start

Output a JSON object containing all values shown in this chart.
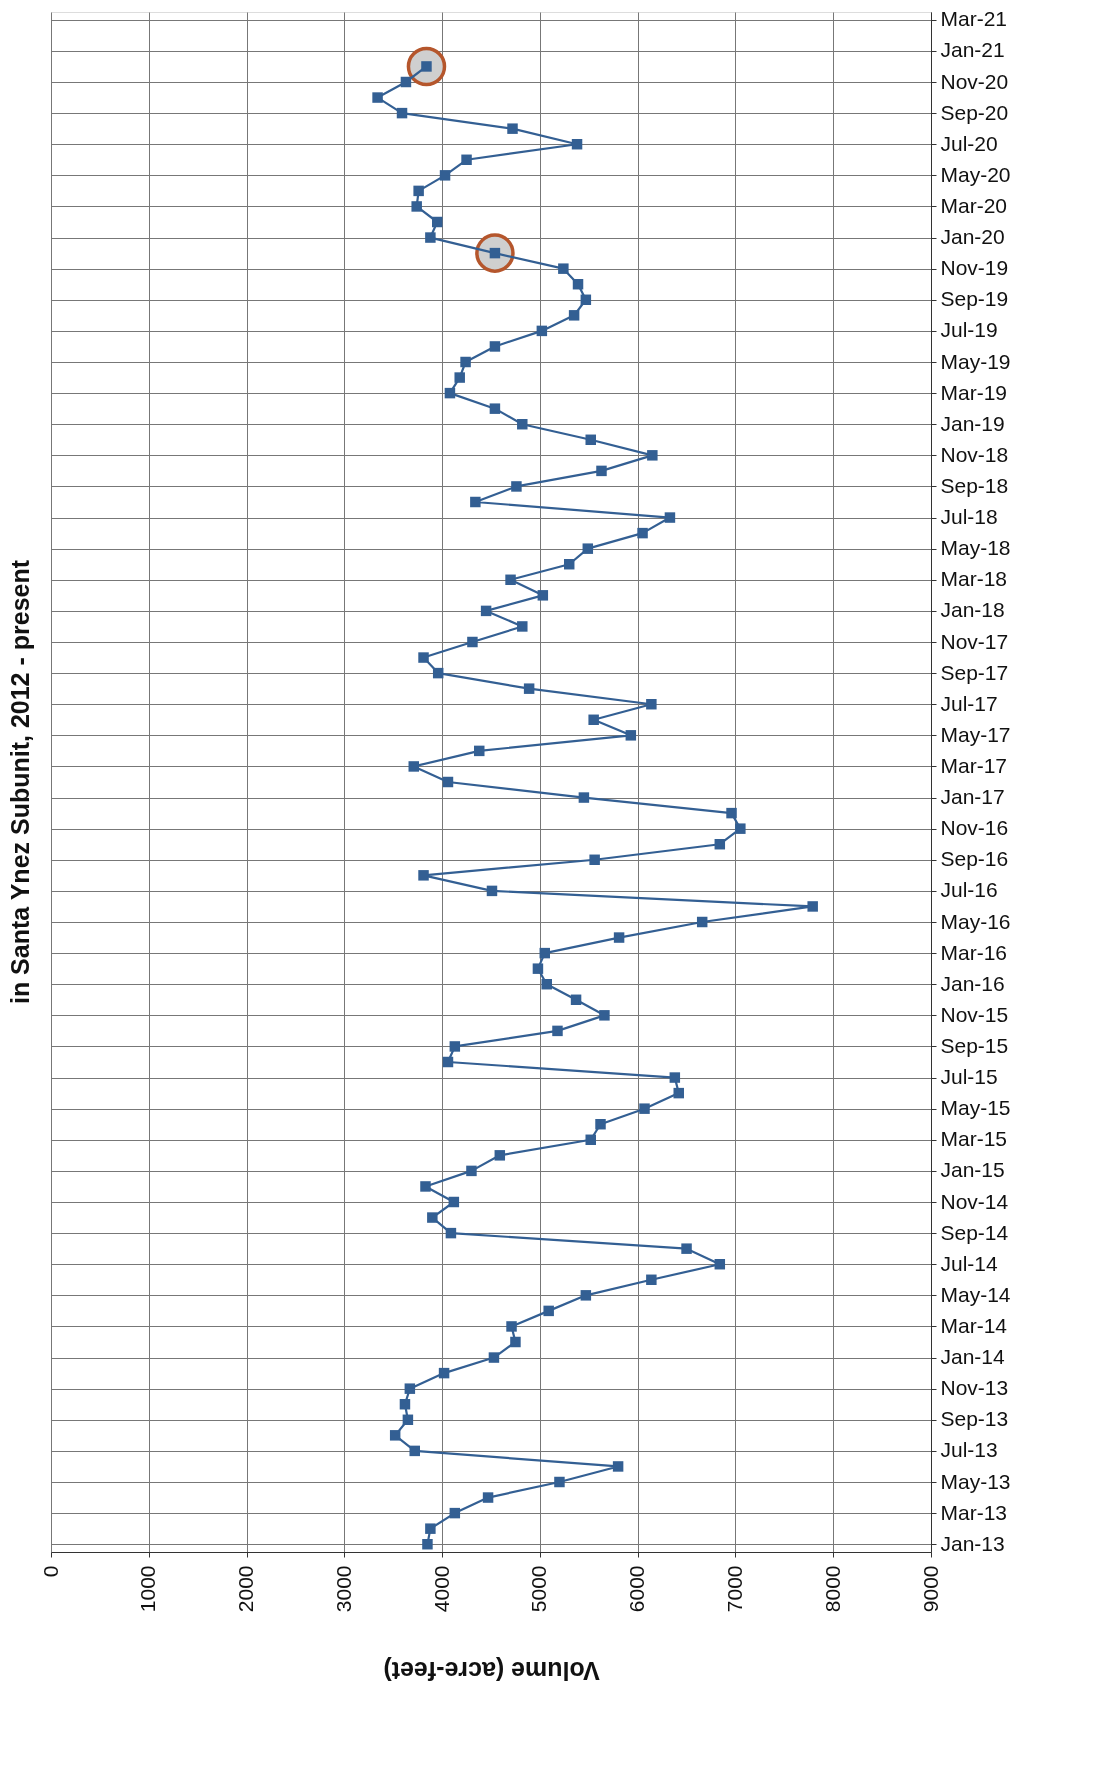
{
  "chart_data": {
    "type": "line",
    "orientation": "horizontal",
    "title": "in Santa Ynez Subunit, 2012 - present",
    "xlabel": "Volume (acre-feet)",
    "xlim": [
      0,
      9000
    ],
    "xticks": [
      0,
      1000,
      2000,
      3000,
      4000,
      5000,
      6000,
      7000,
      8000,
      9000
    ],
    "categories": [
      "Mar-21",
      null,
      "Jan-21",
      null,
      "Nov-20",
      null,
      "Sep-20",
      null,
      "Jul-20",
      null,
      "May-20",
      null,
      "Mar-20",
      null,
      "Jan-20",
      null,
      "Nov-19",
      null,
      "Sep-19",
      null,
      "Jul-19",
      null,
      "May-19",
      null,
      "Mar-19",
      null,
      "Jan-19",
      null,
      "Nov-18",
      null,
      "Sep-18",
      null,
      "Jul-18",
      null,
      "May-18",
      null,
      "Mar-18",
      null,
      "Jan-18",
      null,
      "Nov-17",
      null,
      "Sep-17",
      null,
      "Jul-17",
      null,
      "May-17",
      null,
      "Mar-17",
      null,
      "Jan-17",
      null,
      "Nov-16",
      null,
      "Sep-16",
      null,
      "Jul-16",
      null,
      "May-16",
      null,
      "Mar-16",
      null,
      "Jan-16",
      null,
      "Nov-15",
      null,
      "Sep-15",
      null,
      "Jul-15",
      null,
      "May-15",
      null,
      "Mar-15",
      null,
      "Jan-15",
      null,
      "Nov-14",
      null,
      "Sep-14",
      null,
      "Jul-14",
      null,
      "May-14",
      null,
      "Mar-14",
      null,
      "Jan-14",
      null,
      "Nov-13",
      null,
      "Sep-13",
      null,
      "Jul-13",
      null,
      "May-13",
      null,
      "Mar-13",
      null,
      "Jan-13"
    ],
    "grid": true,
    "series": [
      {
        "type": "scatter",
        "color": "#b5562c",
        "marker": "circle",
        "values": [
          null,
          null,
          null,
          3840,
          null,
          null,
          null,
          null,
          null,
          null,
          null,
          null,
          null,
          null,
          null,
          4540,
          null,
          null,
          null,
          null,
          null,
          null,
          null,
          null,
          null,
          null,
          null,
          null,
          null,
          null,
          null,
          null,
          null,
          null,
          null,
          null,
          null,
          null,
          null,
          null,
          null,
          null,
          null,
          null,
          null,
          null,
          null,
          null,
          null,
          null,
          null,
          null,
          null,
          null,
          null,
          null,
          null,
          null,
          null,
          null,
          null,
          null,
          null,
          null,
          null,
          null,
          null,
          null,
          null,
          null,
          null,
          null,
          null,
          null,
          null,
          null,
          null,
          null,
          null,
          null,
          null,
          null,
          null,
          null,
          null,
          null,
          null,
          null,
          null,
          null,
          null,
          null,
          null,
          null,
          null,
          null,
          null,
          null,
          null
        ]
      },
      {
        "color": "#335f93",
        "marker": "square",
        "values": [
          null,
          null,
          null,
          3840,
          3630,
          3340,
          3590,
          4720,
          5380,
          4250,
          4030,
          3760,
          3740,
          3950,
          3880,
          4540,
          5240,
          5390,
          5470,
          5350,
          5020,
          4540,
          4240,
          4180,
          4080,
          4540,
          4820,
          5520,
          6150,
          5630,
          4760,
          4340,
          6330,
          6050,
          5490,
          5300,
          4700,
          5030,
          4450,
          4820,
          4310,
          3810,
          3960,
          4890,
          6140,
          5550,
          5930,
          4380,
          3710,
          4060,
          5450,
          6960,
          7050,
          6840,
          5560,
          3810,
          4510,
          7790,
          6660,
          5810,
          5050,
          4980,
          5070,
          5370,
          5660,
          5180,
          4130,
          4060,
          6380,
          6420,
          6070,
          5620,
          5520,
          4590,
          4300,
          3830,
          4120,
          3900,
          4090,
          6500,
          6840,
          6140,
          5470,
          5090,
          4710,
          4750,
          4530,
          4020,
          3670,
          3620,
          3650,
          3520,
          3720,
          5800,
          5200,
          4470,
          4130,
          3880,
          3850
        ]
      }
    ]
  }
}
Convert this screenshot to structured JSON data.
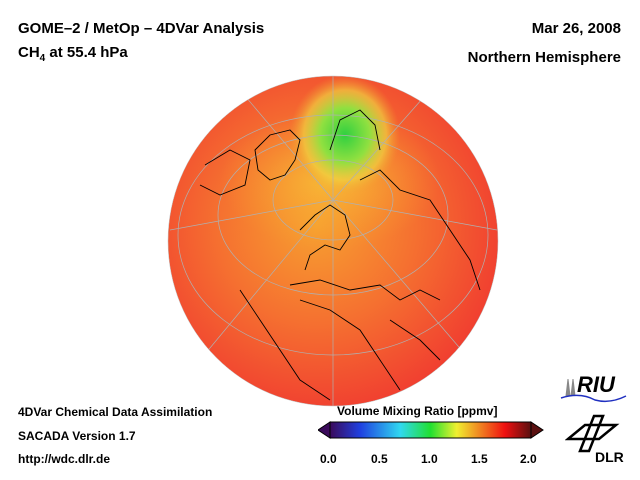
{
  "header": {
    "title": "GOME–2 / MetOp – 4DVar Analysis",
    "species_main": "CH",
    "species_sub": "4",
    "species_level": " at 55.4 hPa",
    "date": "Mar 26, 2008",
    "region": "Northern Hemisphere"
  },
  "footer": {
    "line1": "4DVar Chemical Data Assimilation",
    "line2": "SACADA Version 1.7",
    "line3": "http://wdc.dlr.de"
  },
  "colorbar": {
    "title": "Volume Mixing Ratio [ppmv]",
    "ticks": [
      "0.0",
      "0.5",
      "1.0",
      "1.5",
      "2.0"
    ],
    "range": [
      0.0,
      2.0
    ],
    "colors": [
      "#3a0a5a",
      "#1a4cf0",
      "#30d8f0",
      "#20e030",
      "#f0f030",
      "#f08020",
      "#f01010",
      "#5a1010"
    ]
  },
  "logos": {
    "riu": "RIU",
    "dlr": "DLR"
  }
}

end

• TASK TO CARRY OUT
Pick out every line above that holds the word "this" and copy it.

• FINISHED ANSWER
Output a JSON object containing all values shown in this chart.
Convert this screenshot to structured JSON data.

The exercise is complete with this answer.